— start —
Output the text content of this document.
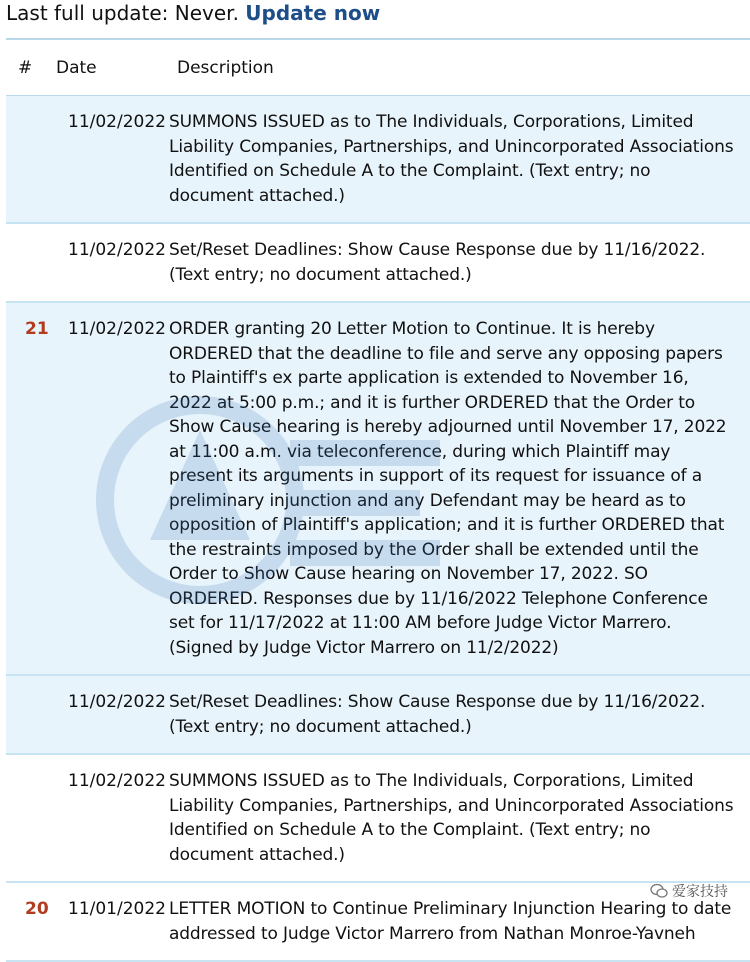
Last full update: Never. Update now
# Date	Description
11/02/2022 SUMMONS ISSUED as to The Individuals, Corporations, Limited Liability Companies, Partnerships, and Unincorporated Associations Identified on Schedule A to the Complaint. (Text entry; no document attached.)
11/02/2022 Set/Reset Deadlines: Show Cause Response due by 11/16/2022. (Text entry; no document attached.)
21 11/02/2022 ORDER granting 20 Letter Motion to Continue. It is hereby ORDERED that the deadline to file and serve any opposing papers to Plaintiff's ex parte application is extended to November 16, 2022 at 5:00 p.m.; and it is further ORDERED that the Order to Show Cause hearing is hereby adjourned until November 17, 2022 at 11:00 a.m. via teleconference, during which Plaintiff may present its arguments in support of its request for issuance of a preliminary injunction and any Defendant may be heard as to opposition of Plaintiff's application; and it is further ORDERED that the restraints imposed by the Order shall be extended until the Order to Show Cause hearing on November 17, 2022. SO ORDERED. Responses due by 11/16/2022 Telephone Conference set for 11/17/2022 at 11:00 AM before Judge Victor Marrero. (Signed by Judge Victor Marrero on 11/2/2022)
11/02/2022 Set/Reset Deadlines: Show Cause Response due by 11/16/2022. (Text entry; no document attached.)
11/02/2022 SUMMONS ISSUED as to The Individuals, Corporations, Limited Liability Companies, Partnerships, and Unincorporated Associations Identified on Schedule A to the Complaint. (Text entry; no document attached.)
20 11/01/2022 LETTER MOTION to Continue Preliminary Injunction Hearing to date addressed to Judge Victor Marrero from Nathan Monroe-Yavneh
爱家技持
— end —
EXERCISE REQUIREMENTS: Look over the listing. Pull out every line with the string "Marrero" in it.

RESPONSE TO THE EXERCISE:
21 11/02/2022 ORDER granting 20 Letter Motion to Continue. It is hereby ORDERED that the deadline to file and serve any opposing papers to Plaintiff's ex parte application is extended to November 16, 2022 at 5:00 p.m.; and it is further ORDERED that the Order to Show Cause hearing is hereby adjourned until November 17, 2022 at 11:00 a.m. via teleconference, during which Plaintiff may present its arguments in support of its request for issuance of a preliminary injunction and any Defendant may be heard as to opposition of Plaintiff's application; and it is further ORDERED that the restraints imposed by the Order shall be extended until the Order to Show Cause hearing on November 17, 2022. SO ORDERED. Responses due by 11/16/2022 Telephone Conference set for 11/17/2022 at 11:00 AM before Judge Victor Marrero. (Signed by Judge Victor Marrero on 11/2/2022)
20 11/01/2022 LETTER MOTION to Continue Preliminary Injunction Hearing to date addressed to Judge Victor Marrero from Nathan Monroe-Yavneh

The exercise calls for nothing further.